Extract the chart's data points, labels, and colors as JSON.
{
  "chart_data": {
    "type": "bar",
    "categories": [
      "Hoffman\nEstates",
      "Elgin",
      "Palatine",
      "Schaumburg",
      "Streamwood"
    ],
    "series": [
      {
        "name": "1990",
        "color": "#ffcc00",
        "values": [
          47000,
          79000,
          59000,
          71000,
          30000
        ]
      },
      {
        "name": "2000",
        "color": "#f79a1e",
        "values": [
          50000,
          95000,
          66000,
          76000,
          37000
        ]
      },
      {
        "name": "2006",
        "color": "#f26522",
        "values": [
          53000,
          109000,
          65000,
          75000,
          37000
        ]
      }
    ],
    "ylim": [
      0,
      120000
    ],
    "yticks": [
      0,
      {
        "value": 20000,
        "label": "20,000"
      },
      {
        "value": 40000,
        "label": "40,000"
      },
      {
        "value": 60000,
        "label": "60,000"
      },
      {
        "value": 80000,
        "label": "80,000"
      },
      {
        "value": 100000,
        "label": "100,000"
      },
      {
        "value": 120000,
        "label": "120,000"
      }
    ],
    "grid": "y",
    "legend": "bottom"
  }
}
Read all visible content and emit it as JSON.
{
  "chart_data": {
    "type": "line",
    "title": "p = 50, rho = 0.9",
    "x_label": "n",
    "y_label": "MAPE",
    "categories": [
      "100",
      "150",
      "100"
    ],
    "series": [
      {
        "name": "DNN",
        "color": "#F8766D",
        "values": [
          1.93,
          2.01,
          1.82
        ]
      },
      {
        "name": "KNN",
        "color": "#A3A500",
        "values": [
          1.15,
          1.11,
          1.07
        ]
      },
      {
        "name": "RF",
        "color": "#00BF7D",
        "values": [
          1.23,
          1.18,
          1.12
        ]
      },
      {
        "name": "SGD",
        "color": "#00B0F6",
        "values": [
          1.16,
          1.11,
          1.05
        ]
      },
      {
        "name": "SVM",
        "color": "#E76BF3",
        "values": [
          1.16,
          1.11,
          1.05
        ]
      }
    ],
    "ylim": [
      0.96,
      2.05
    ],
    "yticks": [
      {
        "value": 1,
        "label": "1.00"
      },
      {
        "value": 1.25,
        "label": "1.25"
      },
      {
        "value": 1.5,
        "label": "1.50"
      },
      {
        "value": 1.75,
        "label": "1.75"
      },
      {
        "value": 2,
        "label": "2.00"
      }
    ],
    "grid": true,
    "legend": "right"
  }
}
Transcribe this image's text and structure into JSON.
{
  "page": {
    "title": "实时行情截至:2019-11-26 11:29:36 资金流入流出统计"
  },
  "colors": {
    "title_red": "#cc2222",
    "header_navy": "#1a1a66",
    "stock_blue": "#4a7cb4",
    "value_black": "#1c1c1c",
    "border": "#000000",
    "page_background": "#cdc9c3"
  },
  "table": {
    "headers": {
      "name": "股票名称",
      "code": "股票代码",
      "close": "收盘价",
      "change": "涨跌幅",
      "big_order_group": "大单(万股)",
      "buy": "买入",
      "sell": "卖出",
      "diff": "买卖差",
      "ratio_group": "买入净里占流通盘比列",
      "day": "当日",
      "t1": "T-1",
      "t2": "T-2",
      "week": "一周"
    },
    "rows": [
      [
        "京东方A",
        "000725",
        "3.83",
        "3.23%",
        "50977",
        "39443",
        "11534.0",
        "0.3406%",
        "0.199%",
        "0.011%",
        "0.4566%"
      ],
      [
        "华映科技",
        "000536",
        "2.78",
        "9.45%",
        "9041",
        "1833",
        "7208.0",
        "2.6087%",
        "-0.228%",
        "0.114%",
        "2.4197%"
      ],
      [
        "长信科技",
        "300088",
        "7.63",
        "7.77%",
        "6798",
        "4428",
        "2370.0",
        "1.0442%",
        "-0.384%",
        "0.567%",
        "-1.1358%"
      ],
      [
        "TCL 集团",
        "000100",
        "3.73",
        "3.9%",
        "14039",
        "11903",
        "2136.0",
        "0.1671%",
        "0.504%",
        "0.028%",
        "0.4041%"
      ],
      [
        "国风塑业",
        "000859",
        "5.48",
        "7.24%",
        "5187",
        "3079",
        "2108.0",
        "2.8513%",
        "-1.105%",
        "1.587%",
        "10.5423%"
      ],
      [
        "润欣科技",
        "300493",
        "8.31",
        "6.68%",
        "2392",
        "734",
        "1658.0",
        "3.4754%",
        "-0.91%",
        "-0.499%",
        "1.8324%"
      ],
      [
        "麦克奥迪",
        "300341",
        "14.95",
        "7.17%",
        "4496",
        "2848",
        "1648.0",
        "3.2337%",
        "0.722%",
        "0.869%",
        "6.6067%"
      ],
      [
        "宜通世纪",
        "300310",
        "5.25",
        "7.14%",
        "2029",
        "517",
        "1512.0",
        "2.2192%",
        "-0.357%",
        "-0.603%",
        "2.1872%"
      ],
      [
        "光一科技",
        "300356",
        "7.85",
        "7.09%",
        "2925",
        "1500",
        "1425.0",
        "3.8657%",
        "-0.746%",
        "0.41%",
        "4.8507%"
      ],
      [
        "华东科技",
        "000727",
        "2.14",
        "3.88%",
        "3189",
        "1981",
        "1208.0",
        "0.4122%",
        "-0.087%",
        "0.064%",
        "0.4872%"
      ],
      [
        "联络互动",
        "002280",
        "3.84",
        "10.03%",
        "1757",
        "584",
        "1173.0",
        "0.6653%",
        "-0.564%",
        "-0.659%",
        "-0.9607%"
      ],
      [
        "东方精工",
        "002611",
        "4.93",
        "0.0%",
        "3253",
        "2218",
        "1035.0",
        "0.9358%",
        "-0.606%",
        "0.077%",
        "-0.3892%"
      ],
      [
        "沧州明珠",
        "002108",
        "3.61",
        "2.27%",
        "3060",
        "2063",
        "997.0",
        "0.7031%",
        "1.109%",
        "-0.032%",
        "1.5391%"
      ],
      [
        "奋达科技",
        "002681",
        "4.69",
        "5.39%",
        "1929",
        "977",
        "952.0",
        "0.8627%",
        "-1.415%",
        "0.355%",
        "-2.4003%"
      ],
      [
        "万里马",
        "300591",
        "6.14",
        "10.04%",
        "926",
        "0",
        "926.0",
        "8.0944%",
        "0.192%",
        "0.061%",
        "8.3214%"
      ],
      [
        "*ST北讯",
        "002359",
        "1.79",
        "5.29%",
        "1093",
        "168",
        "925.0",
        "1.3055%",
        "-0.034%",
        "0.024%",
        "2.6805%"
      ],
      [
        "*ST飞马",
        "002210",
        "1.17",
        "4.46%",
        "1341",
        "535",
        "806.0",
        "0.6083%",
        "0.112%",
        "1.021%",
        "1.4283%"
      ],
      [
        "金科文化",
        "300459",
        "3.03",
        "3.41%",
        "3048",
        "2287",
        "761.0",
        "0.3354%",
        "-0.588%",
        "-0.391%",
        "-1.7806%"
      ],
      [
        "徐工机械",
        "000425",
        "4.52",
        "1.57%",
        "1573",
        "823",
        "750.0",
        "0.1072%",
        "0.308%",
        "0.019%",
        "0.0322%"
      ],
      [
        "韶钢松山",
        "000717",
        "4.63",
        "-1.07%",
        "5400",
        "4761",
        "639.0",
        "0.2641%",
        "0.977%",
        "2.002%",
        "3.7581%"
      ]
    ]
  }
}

==============================

* _Aim of the task_:
How many lines of the listing include the string "JSON"? Answer with the number alone.

* _Answer to this exercise_:
3